**EXERCISE TASK**
Every line of the material is to be repeated exactly as it stands.

**INPUT**

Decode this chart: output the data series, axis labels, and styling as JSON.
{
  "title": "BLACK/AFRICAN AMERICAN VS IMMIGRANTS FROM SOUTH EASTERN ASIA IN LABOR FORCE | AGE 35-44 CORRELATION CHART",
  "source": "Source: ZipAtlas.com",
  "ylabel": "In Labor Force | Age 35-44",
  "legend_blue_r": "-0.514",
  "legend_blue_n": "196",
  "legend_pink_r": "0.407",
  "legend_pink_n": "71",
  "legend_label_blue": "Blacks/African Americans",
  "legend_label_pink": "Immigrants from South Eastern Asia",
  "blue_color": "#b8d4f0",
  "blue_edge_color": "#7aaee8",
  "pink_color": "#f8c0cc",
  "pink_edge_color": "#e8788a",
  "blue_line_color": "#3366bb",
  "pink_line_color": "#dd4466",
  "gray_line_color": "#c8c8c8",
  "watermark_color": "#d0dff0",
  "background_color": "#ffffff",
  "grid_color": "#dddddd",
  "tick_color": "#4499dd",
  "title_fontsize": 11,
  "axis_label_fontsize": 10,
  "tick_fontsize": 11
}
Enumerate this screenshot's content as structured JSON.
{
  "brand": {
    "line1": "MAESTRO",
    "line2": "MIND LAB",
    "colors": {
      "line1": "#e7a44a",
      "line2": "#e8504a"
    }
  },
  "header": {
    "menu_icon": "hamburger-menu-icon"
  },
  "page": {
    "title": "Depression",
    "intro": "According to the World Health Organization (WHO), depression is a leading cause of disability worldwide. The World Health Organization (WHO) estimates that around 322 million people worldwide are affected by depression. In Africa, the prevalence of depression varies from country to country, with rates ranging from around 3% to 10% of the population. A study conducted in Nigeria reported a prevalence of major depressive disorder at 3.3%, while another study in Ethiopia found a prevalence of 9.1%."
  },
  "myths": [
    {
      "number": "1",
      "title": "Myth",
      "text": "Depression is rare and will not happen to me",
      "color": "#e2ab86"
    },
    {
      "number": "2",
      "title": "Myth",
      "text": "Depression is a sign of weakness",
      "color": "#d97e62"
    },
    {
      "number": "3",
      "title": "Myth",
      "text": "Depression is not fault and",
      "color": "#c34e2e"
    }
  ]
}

**EXERCISE SOLUTION**
Decode this chart: output the data series, axis labels, and styling as JSON.
{
  "title": "BLACK/AFRICAN AMERICAN VS IMMIGRANTS FROM SOUTH EASTERN ASIA IN LABOR FORCE | AGE 35-44 CORRELATION CHART",
  "source": "Source: ZipAtlas.com",
  "ylabel": "In Labor Force | Age 35-44",
  "legend_blue_r": "-0.514",
  "legend_blue_n": "196",
  "legend_pink_r": "0.407",
  "legend_pink_n": "71",
  "legend_label_blue": "Blacks/African Americans",
  "legend_label_pink": "Immigrants from South Eastern Asia",
  "blue_color": "#b8d4f0",
  "blue_edge_color": "#7aaee8",
  "pink_color": "#f8c0cc",
  "pink_edge_color": "#e8788a",
  "blue_line_color": "#3366bb",
  "pink_line_color": "#dd4466",
  "gray_line_color": "#c8c8c8",
  "watermark_color": "#d0dff0",
  "background_color": "#ffffff",
  "grid_color": "#dddddd",
  "tick_color": "#4499dd",
  "title_fontsize": 11,
  "axis_label_fontsize": 10,
  "tick_fontsize": 11
}
Enumerate this screenshot's content as structured JSON.
{
  "brand": {
    "line1": "MAESTRO",
    "line2": "MIND LAB",
    "colors": {
      "line1": "#e7a44a",
      "line2": "#e8504a"
    }
  },
  "header": {
    "menu_icon": "hamburger-menu-icon"
  },
  "page": {
    "title": "Depression",
    "intro": "According to the World Health Organization (WHO), depression is a leading cause of disability worldwide. The World Health Organization (WHO) estimates that around 322 million people worldwide are affected by depression. In Africa, the prevalence of depression varies from country to country, with rates ranging from around 3% to 10% of the population. A study conducted in Nigeria reported a prevalence of major depressive disorder at 3.3%, while another study in Ethiopia found a prevalence of 9.1%."
  },
  "myths": [
    {
      "number": "1",
      "title": "Myth",
      "text": "Depression is rare and will not happen to me",
      "color": "#e2ab86"
    },
    {
      "number": "2",
      "title": "Myth",
      "text": "Depression is a sign of weakness",
      "color": "#d97e62"
    },
    {
      "number": "3",
      "title": "Myth",
      "text": "Depression is not fault and",
      "color": "#c34e2e"
    }
  ]
}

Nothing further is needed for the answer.